TASK OBJECTIVE: Only one portion of the data is to be written out: from the line bearing "What's the underlying" through the line bearing "Extract the structured". Write it exactly as it appears.

Records that describe figures
— begin —

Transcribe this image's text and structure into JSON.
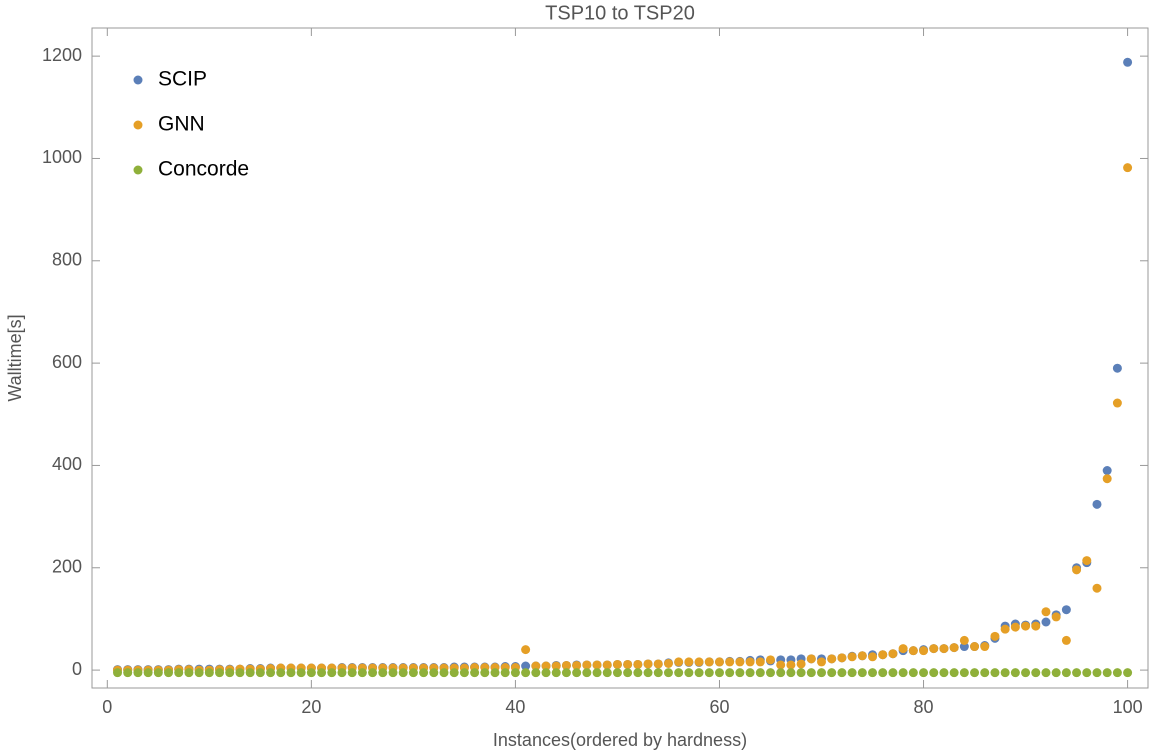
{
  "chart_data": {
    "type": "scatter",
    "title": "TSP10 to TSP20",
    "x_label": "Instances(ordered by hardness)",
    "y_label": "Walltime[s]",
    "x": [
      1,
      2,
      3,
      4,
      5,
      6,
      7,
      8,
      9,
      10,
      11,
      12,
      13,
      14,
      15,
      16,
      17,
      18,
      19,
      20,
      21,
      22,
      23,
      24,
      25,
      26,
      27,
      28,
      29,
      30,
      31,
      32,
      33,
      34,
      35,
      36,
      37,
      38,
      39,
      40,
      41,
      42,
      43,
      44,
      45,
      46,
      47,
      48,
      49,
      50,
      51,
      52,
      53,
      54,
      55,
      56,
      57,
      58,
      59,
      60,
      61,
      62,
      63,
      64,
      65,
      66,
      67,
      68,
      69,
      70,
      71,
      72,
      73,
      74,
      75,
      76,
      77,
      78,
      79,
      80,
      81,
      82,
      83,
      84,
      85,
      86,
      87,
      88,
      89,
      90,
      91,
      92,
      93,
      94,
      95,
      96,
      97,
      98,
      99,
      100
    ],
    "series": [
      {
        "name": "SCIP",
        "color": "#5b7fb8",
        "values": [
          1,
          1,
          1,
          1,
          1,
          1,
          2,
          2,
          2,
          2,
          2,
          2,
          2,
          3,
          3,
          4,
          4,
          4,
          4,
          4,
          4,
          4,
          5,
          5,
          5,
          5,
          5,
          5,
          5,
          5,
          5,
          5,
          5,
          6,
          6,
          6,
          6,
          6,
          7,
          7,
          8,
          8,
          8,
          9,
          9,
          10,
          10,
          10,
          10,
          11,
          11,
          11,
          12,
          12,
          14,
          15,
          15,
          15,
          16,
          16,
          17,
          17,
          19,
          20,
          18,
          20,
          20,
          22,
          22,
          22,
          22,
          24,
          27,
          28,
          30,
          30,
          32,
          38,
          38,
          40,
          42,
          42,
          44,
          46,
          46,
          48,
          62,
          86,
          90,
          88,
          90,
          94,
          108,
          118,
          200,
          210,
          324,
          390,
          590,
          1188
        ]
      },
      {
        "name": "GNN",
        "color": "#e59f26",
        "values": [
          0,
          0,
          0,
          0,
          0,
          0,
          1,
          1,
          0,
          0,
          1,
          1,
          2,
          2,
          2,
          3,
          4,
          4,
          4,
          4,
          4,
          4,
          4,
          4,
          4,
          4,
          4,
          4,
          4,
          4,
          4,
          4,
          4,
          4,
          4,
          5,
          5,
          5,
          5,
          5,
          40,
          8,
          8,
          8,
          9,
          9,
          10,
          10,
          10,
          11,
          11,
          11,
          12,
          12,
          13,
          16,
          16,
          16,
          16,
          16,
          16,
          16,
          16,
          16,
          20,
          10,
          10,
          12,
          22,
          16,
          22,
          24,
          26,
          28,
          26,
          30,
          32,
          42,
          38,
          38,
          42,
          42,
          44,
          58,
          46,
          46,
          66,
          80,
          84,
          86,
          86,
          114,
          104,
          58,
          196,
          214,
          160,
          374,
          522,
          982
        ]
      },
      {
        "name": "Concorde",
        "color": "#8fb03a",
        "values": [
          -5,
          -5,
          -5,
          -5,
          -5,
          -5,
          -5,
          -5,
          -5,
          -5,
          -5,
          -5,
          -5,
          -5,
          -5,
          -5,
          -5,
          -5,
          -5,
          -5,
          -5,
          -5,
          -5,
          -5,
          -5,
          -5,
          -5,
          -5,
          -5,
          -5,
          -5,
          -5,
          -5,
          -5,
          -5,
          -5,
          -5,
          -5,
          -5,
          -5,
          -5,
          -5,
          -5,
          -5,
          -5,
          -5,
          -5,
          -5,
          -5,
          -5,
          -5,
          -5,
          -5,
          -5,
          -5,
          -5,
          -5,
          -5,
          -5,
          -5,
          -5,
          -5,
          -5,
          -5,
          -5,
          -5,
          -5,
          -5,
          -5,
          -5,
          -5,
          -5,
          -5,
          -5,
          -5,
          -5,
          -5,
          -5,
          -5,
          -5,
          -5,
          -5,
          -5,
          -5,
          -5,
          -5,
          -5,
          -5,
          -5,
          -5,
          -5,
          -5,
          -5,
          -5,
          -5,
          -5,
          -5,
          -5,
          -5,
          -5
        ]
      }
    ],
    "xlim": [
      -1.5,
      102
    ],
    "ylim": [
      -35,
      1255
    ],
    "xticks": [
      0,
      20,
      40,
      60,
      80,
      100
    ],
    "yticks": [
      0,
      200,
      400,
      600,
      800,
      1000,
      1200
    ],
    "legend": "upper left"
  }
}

— end —
— begin —

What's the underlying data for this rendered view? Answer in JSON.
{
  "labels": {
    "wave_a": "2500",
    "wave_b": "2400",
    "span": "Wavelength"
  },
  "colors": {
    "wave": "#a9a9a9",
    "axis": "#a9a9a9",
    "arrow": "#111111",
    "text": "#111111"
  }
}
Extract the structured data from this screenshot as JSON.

— end —

PROBLEM SOLUTION:
What's the underlying data for this rendered view? Answer in JSON.
{
  "labels": {
    "wave_a": "2500",
    "wave_b": "2400",
    "span": "Wavelength"
  },
  "colors": {
    "wave": "#a9a9a9",
    "axis": "#a9a9a9",
    "arrow": "#111111",
    "text": "#111111"
  }
}
Extract the structured data from this screenshot as JSON.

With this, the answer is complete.